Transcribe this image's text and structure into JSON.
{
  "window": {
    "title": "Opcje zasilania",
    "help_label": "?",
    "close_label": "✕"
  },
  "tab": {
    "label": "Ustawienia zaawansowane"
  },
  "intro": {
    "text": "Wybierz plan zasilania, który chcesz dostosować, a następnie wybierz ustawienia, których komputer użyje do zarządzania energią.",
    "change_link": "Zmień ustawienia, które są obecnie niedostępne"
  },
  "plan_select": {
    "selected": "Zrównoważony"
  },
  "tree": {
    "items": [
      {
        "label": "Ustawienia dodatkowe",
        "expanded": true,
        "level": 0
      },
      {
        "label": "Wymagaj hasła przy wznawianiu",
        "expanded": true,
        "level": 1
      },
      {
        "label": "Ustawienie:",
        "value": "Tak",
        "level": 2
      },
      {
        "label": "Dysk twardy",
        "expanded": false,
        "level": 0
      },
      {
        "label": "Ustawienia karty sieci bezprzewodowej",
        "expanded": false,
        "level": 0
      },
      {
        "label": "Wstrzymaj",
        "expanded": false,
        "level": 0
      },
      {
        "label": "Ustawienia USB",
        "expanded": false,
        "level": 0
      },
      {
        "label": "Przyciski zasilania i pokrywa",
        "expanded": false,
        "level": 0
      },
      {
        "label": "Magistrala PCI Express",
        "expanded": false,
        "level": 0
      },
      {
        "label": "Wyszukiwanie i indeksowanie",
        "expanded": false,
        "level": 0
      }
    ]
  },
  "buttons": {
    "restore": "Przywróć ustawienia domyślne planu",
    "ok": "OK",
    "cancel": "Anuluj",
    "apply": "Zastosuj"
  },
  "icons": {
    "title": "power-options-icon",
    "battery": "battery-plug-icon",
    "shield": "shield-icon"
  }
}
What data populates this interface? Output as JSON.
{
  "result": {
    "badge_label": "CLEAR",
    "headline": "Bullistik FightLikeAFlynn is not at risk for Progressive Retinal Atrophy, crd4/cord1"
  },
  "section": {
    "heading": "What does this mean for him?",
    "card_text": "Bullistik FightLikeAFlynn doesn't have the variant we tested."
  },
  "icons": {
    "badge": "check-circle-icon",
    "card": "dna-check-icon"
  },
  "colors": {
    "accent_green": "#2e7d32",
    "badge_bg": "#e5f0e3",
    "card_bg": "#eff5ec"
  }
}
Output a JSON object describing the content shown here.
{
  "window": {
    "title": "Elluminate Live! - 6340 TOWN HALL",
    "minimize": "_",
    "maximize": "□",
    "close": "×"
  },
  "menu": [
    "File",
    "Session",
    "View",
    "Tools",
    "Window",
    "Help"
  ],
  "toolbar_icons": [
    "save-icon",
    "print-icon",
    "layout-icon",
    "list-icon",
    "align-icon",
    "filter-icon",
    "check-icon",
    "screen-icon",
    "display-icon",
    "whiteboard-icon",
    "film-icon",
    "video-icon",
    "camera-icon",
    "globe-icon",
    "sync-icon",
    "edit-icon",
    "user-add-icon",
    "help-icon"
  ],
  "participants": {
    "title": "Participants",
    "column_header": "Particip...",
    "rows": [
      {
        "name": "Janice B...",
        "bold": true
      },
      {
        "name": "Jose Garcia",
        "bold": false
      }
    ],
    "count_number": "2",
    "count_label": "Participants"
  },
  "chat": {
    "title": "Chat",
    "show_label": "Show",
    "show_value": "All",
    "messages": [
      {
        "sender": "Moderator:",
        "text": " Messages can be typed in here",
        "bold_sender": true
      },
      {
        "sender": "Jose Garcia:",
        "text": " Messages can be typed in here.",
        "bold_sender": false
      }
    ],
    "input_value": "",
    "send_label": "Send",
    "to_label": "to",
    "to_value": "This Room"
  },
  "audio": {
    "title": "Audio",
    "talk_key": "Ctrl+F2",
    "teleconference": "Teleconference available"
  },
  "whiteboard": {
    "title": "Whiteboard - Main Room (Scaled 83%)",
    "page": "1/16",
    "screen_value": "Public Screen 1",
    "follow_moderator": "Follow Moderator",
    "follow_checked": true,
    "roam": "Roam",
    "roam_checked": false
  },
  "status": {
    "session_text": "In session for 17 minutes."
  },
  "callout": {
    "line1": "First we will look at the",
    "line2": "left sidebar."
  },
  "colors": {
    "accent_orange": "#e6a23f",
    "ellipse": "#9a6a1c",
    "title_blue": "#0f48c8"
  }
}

* Prompt
All lines that include "Garcia" are to be gathered and copied.

* Exercise response
        "name": "Jose Garcia",
        "sender": "Jose Garcia:",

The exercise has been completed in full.